-- Begin Records supplied --

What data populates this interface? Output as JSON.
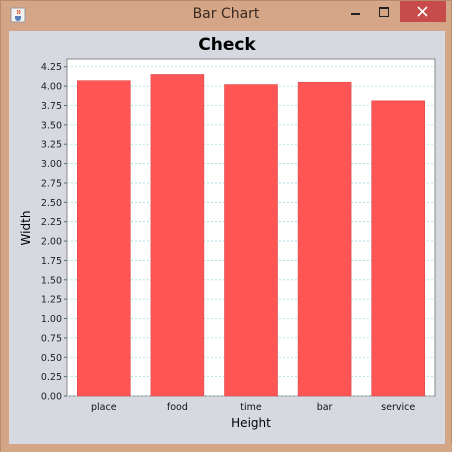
{
  "window": {
    "title": "Bar Chart",
    "icon": "java-cup-icon",
    "buttons": {
      "minimize": "minimize-icon",
      "maximize": "maximize-icon",
      "close": "close-icon"
    }
  },
  "colors": {
    "frame": "#d4a587",
    "client_bg": "#d6d9e0",
    "plot_bg": "#ffffff",
    "bar": "#ff5555",
    "grid": "#9adde0",
    "close_button": "#c74b4b"
  },
  "chart_data": {
    "type": "bar",
    "title": "Check",
    "xlabel": "Height",
    "ylabel": "Width",
    "categories": [
      "place",
      "food",
      "time",
      "bar",
      "service"
    ],
    "values": [
      4.07,
      4.15,
      4.02,
      4.05,
      3.81
    ],
    "ylim": [
      0,
      4.35
    ],
    "yticks": [
      "0.00",
      "0.25",
      "0.50",
      "0.75",
      "1.00",
      "1.25",
      "1.50",
      "1.75",
      "2.00",
      "2.25",
      "2.50",
      "2.75",
      "3.00",
      "3.25",
      "3.50",
      "3.75",
      "4.00",
      "4.25"
    ],
    "grid": true,
    "legend": "none"
  }
}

-- End Records supplied --

Exercise goal. Pull out every line of the records above that contains the word "icon".

Reply to the task.
    "icon": "java-cup-icon",
      "minimize": "minimize-icon",
      "maximize": "maximize-icon",
      "close": "close-icon"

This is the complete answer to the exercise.